** start of Dataset excerpts **
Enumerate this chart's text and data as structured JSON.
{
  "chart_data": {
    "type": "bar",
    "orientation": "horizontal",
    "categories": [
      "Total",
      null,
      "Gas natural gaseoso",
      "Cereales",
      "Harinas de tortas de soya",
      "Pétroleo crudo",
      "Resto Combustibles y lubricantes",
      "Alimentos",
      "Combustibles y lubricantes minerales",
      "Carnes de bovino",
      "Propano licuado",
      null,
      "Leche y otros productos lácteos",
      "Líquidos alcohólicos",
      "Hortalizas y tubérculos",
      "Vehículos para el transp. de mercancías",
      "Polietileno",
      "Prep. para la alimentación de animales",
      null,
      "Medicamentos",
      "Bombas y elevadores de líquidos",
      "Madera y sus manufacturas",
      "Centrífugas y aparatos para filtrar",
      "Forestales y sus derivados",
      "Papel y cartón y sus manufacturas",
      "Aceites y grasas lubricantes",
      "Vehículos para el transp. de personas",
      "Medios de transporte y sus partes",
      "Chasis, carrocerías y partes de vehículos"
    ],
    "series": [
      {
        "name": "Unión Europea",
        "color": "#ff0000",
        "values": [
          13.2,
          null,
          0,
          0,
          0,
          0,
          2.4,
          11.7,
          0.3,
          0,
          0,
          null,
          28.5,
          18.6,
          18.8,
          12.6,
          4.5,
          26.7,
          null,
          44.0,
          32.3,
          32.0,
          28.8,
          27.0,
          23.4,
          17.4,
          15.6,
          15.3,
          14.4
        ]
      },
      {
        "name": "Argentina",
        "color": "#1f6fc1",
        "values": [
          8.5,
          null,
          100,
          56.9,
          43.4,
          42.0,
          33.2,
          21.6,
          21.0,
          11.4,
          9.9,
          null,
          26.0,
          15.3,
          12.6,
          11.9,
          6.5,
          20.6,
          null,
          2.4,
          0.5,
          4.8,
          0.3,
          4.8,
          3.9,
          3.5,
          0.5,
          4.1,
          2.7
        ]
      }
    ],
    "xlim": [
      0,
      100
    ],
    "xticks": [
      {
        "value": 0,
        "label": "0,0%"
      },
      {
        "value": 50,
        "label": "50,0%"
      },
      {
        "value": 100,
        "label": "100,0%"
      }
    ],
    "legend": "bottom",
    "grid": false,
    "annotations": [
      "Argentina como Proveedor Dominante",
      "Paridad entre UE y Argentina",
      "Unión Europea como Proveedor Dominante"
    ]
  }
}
** end of Dataset excerpts **
What you have to do:
Nothing should be left out: return all of the records exactly.

Response to the task:
Enumerate this chart's text and data as structured JSON.
{
  "chart_data": {
    "type": "bar",
    "orientation": "horizontal",
    "categories": [
      "Total",
      null,
      "Gas natural gaseoso",
      "Cereales",
      "Harinas de tortas de soya",
      "Pétroleo crudo",
      "Resto Combustibles y lubricantes",
      "Alimentos",
      "Combustibles y lubricantes minerales",
      "Carnes de bovino",
      "Propano licuado",
      null,
      "Leche y otros productos lácteos",
      "Líquidos alcohólicos",
      "Hortalizas y tubérculos",
      "Vehículos para el transp. de mercancías",
      "Polietileno",
      "Prep. para la alimentación de animales",
      null,
      "Medicamentos",
      "Bombas y elevadores de líquidos",
      "Madera y sus manufacturas",
      "Centrífugas y aparatos para filtrar",
      "Forestales y sus derivados",
      "Papel y cartón y sus manufacturas",
      "Aceites y grasas lubricantes",
      "Vehículos para el transp. de personas",
      "Medios de transporte y sus partes",
      "Chasis, carrocerías y partes de vehículos"
    ],
    "series": [
      {
        "name": "Unión Europea",
        "color": "#ff0000",
        "values": [
          13.2,
          null,
          0,
          0,
          0,
          0,
          2.4,
          11.7,
          0.3,
          0,
          0,
          null,
          28.5,
          18.6,
          18.8,
          12.6,
          4.5,
          26.7,
          null,
          44.0,
          32.3,
          32.0,
          28.8,
          27.0,
          23.4,
          17.4,
          15.6,
          15.3,
          14.4
        ]
      },
      {
        "name": "Argentina",
        "color": "#1f6fc1",
        "values": [
          8.5,
          null,
          100,
          56.9,
          43.4,
          42.0,
          33.2,
          21.6,
          21.0,
          11.4,
          9.9,
          null,
          26.0,
          15.3,
          12.6,
          11.9,
          6.5,
          20.6,
          null,
          2.4,
          0.5,
          4.8,
          0.3,
          4.8,
          3.9,
          3.5,
          0.5,
          4.1,
          2.7
        ]
      }
    ],
    "xlim": [
      0,
      100
    ],
    "xticks": [
      {
        "value": 0,
        "label": "0,0%"
      },
      {
        "value": 50,
        "label": "50,0%"
      },
      {
        "value": 100,
        "label": "100,0%"
      }
    ],
    "legend": "bottom",
    "grid": false,
    "annotations": [
      "Argentina como Proveedor Dominante",
      "Paridad entre UE y Argentina",
      "Unión Europea como Proveedor Dominante"
    ]
  }
}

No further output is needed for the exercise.